* INFORMATION GIVEN *

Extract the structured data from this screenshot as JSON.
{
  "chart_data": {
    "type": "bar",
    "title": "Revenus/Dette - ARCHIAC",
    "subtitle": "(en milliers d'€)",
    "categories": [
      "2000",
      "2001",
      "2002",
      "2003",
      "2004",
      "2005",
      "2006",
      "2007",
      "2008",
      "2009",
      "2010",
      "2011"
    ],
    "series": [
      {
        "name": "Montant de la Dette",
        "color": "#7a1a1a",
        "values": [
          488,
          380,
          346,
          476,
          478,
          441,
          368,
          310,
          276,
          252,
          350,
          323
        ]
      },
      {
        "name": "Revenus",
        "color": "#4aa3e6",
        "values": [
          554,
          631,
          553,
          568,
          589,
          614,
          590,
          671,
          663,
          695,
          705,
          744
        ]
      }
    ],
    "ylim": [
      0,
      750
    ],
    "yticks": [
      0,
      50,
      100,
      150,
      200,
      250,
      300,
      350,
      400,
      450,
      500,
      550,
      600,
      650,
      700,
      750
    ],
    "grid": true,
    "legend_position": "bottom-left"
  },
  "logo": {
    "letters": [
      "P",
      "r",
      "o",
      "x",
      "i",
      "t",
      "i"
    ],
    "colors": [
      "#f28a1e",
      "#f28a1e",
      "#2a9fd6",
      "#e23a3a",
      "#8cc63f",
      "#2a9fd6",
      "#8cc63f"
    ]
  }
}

* WHAT IS ASKED *
Recite the full listing above exactly.

* OUTPUT FOR THIS TASK *
Extract the structured data from this screenshot as JSON.
{
  "chart_data": {
    "type": "bar",
    "title": "Revenus/Dette - ARCHIAC",
    "subtitle": "(en milliers d'€)",
    "categories": [
      "2000",
      "2001",
      "2002",
      "2003",
      "2004",
      "2005",
      "2006",
      "2007",
      "2008",
      "2009",
      "2010",
      "2011"
    ],
    "series": [
      {
        "name": "Montant de la Dette",
        "color": "#7a1a1a",
        "values": [
          488,
          380,
          346,
          476,
          478,
          441,
          368,
          310,
          276,
          252,
          350,
          323
        ]
      },
      {
        "name": "Revenus",
        "color": "#4aa3e6",
        "values": [
          554,
          631,
          553,
          568,
          589,
          614,
          590,
          671,
          663,
          695,
          705,
          744
        ]
      }
    ],
    "ylim": [
      0,
      750
    ],
    "yticks": [
      0,
      50,
      100,
      150,
      200,
      250,
      300,
      350,
      400,
      450,
      500,
      550,
      600,
      650,
      700,
      750
    ],
    "grid": true,
    "legend_position": "bottom-left"
  },
  "logo": {
    "letters": [
      "P",
      "r",
      "o",
      "x",
      "i",
      "t",
      "i"
    ],
    "colors": [
      "#f28a1e",
      "#f28a1e",
      "#2a9fd6",
      "#e23a3a",
      "#8cc63f",
      "#2a9fd6",
      "#8cc63f"
    ]
  }
}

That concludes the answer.